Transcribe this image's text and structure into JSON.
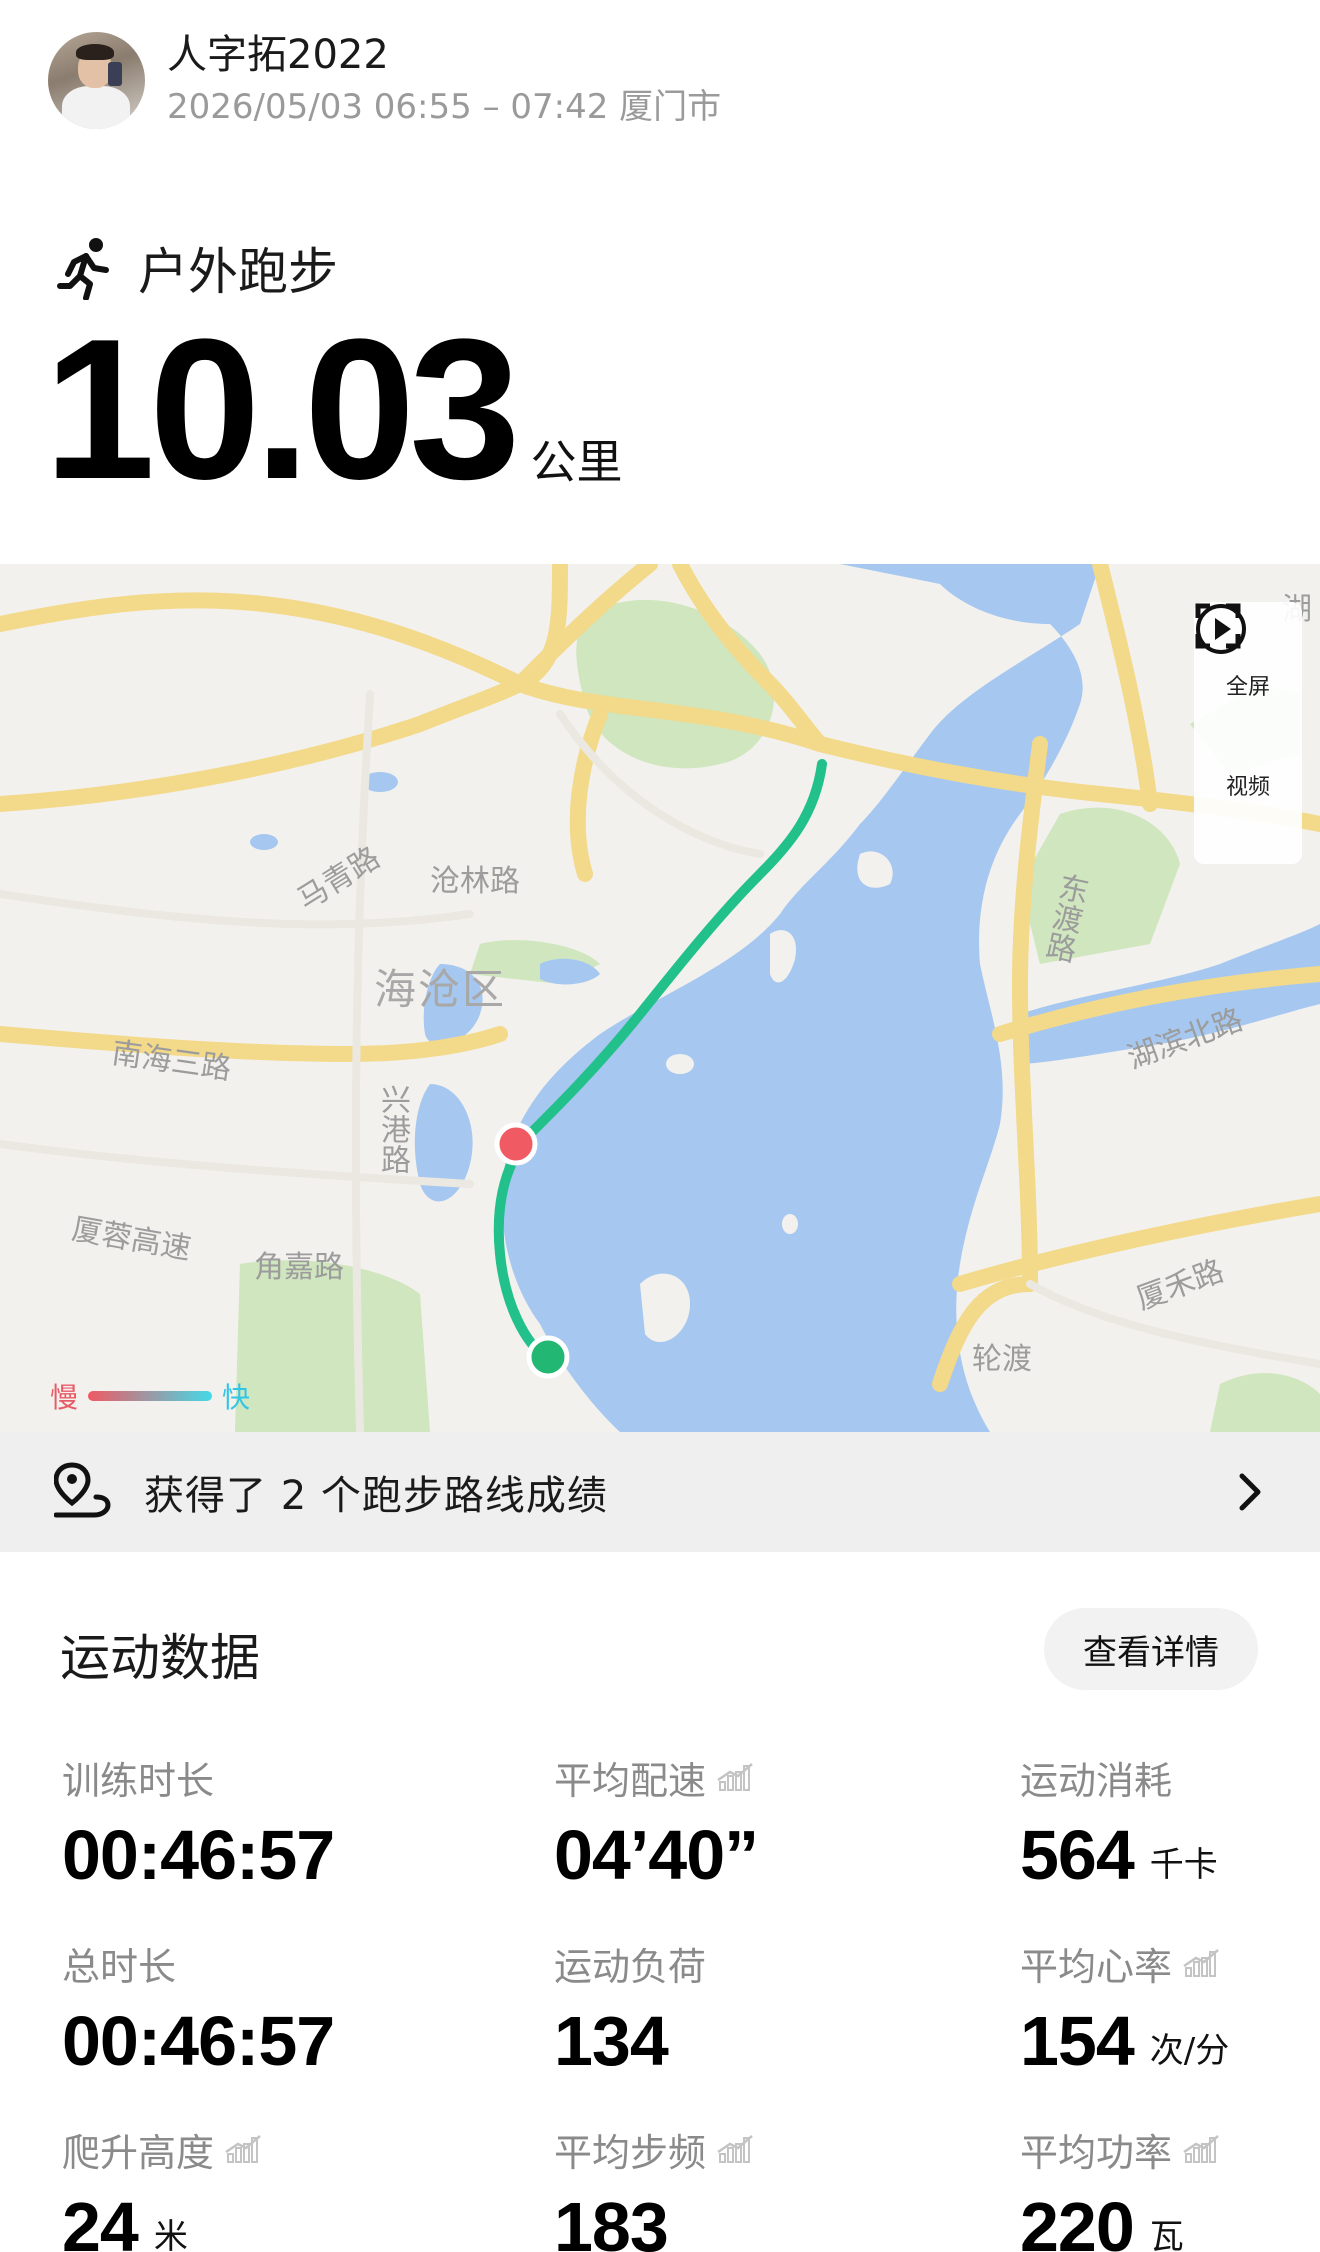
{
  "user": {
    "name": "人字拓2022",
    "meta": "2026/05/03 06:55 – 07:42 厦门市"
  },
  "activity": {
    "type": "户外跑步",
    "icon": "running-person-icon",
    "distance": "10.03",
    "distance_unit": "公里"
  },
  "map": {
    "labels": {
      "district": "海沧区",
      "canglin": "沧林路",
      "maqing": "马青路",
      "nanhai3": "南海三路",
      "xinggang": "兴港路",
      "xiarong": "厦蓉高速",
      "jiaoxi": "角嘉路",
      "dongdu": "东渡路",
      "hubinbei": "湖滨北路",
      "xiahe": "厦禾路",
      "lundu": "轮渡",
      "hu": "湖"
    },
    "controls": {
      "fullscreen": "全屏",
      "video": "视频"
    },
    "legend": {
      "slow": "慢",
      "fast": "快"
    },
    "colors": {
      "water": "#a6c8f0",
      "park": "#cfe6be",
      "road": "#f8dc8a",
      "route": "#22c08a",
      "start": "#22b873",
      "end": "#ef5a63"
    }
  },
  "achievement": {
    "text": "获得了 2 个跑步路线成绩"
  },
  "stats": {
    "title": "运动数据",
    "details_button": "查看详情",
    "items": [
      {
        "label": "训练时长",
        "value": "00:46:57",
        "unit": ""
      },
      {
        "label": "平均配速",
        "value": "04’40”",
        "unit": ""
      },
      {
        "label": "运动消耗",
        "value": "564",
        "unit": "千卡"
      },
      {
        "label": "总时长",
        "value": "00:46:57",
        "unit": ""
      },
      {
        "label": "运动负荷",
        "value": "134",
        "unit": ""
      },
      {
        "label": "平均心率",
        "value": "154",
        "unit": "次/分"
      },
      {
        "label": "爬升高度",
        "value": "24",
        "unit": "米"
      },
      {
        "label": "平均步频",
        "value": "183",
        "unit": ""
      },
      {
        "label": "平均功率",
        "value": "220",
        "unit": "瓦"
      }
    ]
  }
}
* * *
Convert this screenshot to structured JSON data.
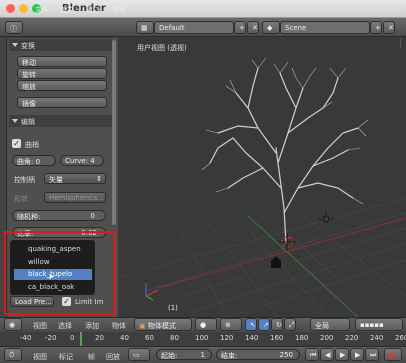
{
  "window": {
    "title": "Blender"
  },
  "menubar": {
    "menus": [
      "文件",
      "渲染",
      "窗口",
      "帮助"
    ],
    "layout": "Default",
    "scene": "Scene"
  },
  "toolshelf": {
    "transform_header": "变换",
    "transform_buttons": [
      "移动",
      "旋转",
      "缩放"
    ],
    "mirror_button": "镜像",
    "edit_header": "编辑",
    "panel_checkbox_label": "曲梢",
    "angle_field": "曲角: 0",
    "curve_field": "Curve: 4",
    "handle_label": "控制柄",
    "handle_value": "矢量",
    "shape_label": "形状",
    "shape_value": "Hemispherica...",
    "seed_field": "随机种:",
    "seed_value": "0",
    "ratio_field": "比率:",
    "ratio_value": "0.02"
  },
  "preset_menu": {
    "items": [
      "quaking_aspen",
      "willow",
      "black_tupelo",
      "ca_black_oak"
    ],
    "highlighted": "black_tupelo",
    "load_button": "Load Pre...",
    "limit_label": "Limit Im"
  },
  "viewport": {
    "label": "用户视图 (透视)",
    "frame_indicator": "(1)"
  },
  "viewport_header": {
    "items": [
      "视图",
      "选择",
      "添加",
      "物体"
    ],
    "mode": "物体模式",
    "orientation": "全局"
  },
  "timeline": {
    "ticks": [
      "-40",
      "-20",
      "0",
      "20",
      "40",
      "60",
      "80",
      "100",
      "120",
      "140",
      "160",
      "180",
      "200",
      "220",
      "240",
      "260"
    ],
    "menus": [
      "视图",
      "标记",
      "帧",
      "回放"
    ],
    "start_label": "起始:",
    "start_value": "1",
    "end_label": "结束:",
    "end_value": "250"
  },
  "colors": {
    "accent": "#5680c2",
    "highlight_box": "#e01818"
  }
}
==
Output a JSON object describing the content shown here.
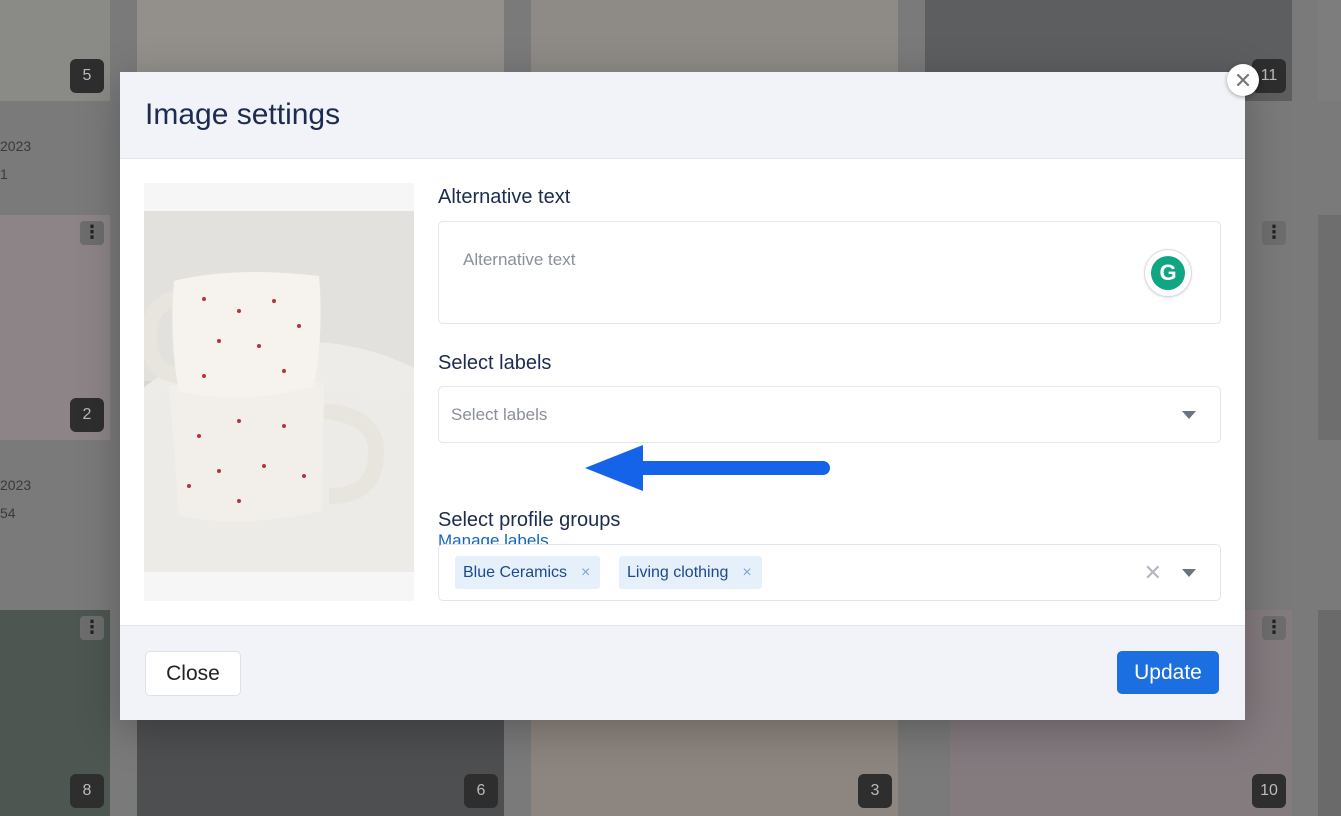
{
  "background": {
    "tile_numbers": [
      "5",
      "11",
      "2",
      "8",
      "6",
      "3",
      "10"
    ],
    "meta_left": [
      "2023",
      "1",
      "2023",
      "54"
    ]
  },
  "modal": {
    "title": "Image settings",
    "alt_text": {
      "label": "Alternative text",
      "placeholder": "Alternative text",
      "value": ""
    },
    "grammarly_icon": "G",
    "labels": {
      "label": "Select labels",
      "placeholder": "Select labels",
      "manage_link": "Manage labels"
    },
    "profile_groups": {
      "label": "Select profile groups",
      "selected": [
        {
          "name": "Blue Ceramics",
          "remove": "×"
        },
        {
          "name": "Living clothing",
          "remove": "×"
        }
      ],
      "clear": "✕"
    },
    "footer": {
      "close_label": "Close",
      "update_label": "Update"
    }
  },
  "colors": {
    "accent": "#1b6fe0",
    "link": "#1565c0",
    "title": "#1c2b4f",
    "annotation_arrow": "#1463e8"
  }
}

Work required
Collect the lines of the data that carry the word "placeholder".

Solution for this exercise
      "placeholder": "Alternative text",
      "placeholder": "Select labels",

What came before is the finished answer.